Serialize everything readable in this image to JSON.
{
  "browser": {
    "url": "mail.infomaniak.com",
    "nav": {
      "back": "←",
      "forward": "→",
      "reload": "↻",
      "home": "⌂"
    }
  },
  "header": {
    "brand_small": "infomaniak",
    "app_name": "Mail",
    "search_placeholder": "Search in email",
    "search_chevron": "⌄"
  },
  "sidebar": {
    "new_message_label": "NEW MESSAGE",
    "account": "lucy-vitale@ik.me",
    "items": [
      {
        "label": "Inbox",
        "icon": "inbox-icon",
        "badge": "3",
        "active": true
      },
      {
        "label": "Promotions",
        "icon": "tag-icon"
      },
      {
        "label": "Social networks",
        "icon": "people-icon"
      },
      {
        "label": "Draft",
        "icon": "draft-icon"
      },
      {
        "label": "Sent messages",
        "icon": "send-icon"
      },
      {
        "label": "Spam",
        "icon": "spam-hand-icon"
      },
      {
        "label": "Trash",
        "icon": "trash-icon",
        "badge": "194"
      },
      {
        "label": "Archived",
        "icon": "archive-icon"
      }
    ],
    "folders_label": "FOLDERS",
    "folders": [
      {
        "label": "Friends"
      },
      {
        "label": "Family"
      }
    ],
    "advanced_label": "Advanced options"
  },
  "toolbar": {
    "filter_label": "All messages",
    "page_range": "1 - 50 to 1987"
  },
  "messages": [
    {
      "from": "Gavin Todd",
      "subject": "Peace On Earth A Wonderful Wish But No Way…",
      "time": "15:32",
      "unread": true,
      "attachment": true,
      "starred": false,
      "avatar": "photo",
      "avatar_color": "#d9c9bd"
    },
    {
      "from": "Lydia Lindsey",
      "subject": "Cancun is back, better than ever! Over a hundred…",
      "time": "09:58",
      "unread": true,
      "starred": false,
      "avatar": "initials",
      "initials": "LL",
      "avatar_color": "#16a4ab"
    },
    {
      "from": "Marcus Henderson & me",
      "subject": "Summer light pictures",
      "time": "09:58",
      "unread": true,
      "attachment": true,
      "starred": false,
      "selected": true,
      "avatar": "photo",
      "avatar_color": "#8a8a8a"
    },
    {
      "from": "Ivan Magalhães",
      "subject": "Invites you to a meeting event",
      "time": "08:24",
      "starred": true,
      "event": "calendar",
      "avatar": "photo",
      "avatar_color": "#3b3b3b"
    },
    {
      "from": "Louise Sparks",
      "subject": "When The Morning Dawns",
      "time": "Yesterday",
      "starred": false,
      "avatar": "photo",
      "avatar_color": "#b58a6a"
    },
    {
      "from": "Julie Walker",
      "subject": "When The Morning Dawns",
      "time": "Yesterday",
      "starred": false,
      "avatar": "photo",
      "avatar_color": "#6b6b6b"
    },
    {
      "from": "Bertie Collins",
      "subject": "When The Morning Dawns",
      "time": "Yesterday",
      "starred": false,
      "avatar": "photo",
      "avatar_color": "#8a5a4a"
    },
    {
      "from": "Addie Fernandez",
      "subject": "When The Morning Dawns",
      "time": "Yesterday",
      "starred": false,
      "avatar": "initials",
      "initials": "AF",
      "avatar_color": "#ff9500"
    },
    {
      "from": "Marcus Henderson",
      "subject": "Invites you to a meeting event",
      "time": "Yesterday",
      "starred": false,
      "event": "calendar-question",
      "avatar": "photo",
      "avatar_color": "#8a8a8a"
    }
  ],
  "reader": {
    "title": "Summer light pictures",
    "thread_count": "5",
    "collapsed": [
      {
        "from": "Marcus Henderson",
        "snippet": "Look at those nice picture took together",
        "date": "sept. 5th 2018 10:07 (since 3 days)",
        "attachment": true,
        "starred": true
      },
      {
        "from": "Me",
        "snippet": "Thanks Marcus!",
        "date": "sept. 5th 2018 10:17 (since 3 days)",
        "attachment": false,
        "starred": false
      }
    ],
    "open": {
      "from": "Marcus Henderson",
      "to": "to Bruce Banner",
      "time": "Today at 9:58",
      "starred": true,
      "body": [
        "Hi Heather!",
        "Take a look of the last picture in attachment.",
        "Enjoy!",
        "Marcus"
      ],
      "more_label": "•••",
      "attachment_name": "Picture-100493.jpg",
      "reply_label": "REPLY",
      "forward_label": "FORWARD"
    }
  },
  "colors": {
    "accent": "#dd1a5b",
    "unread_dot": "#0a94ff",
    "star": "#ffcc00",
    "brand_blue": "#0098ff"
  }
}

---

(PROMPT) In the records shown above, how many lines include the word "Henderson"? Answer with the number only.

(COMPLETE OUTPUT) 4